# [Task requirements]
Reply with one number: the count of lines in the listing that contain the string "MECHA".
— START Exercise inputs —
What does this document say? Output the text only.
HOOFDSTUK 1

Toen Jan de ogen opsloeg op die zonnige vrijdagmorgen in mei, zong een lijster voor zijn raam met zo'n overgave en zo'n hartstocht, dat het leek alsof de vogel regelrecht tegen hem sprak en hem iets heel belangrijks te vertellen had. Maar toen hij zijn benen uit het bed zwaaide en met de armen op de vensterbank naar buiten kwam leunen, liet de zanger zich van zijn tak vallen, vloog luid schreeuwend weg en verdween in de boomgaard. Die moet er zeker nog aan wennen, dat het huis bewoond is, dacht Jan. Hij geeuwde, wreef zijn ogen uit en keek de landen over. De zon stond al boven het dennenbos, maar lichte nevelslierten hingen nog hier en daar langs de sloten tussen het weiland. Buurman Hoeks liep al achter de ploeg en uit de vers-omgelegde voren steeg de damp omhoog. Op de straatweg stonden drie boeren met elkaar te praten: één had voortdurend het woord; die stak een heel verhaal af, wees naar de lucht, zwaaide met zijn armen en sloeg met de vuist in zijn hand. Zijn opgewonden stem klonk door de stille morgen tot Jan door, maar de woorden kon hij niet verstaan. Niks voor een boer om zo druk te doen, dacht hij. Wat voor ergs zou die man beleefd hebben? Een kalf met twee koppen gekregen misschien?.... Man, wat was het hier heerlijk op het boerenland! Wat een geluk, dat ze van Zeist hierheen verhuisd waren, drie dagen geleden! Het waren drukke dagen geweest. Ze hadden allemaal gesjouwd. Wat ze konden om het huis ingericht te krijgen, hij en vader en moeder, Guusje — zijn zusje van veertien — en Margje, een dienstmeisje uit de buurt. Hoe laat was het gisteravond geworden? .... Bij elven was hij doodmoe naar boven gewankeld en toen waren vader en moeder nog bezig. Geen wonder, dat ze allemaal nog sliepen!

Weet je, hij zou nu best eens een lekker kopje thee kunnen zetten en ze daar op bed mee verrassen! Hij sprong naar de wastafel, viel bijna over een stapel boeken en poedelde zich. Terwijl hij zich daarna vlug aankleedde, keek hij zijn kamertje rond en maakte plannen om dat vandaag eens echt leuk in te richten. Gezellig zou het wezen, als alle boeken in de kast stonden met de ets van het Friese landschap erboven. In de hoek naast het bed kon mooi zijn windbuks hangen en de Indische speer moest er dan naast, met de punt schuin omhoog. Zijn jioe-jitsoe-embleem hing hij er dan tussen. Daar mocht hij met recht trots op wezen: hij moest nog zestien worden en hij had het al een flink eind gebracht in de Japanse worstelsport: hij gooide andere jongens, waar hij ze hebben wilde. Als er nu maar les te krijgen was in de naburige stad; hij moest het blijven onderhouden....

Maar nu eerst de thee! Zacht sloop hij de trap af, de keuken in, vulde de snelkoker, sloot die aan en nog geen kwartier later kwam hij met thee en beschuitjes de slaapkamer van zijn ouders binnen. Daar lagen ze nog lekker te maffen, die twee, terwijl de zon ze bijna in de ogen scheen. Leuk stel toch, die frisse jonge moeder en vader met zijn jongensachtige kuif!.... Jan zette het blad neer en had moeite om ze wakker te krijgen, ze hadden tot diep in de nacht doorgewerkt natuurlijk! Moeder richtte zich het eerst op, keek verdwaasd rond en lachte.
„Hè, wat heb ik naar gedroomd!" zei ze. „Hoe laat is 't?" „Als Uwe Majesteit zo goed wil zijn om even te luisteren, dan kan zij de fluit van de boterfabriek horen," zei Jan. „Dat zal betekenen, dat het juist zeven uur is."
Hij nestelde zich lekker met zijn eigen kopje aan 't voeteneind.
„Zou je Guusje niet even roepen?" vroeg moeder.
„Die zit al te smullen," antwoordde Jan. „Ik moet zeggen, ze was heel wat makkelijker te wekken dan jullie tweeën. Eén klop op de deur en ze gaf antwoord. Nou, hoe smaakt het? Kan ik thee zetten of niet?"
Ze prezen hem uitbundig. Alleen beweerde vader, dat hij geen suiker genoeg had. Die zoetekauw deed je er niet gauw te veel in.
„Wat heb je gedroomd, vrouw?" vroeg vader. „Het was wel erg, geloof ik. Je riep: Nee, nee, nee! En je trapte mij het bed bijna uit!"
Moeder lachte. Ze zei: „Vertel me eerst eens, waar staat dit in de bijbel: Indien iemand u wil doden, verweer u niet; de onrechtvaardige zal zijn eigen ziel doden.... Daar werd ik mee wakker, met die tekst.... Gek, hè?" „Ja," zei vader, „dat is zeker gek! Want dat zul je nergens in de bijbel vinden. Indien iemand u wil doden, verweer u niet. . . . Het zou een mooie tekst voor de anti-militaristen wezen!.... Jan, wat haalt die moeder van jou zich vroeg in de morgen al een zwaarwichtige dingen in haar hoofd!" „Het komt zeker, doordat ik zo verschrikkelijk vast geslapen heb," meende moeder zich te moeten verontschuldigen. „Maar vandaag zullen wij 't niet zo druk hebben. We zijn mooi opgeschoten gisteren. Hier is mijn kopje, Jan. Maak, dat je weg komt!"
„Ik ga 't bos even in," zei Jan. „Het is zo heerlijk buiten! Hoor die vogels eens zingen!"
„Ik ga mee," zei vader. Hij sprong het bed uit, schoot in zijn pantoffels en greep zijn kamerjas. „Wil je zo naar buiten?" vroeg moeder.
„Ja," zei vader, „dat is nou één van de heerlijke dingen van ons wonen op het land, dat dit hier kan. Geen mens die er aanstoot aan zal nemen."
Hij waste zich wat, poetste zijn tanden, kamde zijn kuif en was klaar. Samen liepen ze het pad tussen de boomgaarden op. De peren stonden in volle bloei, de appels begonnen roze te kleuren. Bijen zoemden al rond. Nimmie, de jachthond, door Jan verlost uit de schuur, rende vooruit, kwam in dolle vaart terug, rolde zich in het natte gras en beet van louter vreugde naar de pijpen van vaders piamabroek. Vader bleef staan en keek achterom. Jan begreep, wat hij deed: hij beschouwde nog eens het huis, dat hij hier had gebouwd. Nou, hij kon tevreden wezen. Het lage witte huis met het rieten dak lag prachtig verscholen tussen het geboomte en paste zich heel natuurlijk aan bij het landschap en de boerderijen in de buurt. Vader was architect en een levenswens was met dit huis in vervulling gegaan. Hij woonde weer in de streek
— END Exercise inputs —
— START Exercise inputs —
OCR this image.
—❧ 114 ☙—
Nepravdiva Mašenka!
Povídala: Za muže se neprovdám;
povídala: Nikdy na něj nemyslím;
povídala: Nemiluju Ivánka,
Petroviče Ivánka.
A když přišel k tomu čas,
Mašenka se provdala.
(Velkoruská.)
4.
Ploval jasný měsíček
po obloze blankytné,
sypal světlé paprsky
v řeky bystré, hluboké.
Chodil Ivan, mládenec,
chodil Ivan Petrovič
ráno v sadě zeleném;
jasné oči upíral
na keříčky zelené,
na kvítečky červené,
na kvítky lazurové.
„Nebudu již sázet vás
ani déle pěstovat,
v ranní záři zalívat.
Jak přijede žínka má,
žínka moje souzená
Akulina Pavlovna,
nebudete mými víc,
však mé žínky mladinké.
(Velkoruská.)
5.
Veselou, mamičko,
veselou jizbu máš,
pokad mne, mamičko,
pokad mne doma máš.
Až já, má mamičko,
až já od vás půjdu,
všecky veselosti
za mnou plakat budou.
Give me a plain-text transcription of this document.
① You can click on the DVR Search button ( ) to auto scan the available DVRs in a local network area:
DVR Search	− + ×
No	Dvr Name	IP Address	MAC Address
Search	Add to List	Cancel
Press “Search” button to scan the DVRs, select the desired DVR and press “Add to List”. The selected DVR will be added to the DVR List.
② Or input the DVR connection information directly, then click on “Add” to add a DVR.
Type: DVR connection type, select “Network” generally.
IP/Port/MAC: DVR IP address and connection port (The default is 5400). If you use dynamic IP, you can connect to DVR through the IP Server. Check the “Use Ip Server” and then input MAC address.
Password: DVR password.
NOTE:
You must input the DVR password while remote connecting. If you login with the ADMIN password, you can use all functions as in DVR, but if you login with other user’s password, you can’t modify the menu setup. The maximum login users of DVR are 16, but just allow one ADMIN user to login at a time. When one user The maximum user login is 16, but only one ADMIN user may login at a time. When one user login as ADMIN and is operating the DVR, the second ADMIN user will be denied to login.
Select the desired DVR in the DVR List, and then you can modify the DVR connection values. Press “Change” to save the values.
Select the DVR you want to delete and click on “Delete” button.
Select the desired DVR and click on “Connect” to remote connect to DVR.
— END Exercise inputs —
— START Exercise inputs —
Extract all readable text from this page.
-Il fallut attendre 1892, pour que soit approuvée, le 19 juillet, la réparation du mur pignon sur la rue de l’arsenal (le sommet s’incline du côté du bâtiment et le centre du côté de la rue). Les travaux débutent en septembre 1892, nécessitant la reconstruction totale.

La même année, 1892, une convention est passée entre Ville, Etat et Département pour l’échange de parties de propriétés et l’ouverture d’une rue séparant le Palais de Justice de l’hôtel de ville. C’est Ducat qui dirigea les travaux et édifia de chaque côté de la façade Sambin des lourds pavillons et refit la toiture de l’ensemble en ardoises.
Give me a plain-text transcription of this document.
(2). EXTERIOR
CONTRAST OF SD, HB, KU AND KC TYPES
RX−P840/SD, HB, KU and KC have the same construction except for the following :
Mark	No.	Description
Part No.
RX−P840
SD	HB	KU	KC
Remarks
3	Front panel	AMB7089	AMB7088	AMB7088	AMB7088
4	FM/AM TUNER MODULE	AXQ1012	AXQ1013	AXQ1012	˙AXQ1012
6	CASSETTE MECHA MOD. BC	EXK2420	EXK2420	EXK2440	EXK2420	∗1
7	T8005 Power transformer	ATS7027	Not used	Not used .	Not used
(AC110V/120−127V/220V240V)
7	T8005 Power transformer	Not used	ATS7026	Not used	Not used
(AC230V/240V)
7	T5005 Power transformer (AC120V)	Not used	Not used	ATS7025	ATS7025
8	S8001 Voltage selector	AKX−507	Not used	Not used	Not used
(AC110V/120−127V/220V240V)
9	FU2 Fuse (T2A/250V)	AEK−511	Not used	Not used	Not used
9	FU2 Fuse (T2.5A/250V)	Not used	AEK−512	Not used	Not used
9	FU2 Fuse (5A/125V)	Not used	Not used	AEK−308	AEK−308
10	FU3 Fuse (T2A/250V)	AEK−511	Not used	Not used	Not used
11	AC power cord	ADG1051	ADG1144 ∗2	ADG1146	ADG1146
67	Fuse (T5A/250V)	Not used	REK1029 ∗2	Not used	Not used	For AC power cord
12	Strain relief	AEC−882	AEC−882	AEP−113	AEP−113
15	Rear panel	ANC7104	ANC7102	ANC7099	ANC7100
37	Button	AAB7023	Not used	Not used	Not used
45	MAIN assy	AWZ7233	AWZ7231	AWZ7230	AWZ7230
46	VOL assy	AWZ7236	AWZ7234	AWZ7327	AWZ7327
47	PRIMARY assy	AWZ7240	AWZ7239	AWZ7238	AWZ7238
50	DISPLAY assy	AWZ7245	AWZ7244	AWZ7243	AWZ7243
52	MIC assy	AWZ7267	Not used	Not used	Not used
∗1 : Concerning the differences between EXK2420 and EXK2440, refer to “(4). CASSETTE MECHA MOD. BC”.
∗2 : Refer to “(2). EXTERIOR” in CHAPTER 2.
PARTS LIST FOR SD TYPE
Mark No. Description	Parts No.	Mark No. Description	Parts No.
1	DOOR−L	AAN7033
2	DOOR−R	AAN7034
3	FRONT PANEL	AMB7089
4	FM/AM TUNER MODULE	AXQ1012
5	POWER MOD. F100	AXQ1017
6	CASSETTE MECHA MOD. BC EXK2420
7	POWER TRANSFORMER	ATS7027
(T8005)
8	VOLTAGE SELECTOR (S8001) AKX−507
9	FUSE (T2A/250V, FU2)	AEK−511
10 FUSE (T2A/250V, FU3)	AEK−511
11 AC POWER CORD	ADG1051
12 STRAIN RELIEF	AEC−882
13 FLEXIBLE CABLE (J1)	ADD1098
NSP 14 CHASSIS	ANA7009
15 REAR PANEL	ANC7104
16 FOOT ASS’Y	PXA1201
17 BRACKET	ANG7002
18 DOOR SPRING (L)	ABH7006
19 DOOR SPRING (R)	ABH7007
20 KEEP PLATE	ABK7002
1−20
— END Exercise inputs —
# [Reply to the exercise]
3